Given data:
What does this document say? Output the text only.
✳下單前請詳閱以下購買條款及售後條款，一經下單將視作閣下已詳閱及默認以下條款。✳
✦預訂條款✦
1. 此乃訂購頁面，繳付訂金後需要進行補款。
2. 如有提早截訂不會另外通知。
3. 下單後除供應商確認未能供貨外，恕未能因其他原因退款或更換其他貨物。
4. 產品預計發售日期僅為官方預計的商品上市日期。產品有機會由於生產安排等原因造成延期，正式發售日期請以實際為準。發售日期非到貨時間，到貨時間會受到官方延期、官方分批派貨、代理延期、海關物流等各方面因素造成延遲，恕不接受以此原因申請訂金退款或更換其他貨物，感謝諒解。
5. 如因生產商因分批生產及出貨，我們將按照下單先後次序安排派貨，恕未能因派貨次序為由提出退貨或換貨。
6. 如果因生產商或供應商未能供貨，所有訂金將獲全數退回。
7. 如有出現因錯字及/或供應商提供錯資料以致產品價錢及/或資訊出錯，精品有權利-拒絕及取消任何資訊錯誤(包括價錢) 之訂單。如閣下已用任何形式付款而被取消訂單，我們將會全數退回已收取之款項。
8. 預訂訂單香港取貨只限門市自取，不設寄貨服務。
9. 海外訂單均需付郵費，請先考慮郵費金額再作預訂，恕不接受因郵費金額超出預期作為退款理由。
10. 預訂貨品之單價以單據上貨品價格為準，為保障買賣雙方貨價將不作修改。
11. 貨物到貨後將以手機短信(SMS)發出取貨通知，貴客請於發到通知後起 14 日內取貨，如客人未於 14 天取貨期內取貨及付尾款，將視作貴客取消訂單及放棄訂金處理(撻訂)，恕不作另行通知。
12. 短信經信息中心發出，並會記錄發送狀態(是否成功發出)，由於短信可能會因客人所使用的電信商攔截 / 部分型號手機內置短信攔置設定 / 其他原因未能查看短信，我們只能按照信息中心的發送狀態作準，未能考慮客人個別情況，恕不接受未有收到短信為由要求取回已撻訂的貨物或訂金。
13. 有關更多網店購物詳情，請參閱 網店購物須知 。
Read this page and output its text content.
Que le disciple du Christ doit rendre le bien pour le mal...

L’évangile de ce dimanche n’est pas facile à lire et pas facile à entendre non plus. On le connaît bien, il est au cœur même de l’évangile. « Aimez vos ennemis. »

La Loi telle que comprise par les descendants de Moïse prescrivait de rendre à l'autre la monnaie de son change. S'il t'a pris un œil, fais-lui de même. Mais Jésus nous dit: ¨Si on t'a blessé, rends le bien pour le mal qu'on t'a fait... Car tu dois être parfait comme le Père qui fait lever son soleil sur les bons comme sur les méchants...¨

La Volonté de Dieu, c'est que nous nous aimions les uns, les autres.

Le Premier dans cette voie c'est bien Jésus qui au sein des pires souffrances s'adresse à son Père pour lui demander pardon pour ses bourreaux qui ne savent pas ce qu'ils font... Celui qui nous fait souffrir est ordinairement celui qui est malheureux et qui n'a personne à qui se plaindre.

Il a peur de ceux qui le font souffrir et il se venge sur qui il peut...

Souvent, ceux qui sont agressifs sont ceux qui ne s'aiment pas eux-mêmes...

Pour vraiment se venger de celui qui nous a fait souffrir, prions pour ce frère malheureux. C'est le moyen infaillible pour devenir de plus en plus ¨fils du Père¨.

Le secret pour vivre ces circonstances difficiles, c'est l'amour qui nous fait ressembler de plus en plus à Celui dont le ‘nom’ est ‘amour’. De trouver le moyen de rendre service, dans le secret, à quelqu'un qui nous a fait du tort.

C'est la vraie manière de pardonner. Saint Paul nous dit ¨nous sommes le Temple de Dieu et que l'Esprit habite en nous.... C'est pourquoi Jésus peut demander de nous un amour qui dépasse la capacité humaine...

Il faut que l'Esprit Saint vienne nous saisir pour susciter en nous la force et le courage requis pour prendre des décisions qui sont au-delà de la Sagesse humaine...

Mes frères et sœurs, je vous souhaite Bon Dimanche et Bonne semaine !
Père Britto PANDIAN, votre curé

Exercise task: Pick out and copy the lines of the entries that hold the string "peut".

Solution to the problem:
Il a peur de ceux qui le font souffrir et il se venge sur qui il peut...
C'est la vraie manière de pardonner. Saint Paul nous dit ¨nous sommes le Temple de Dieu et que l'Esprit habite en nous.... C'est pourquoi Jésus peut demander de nous un amour qui dépasse la capacité humaine...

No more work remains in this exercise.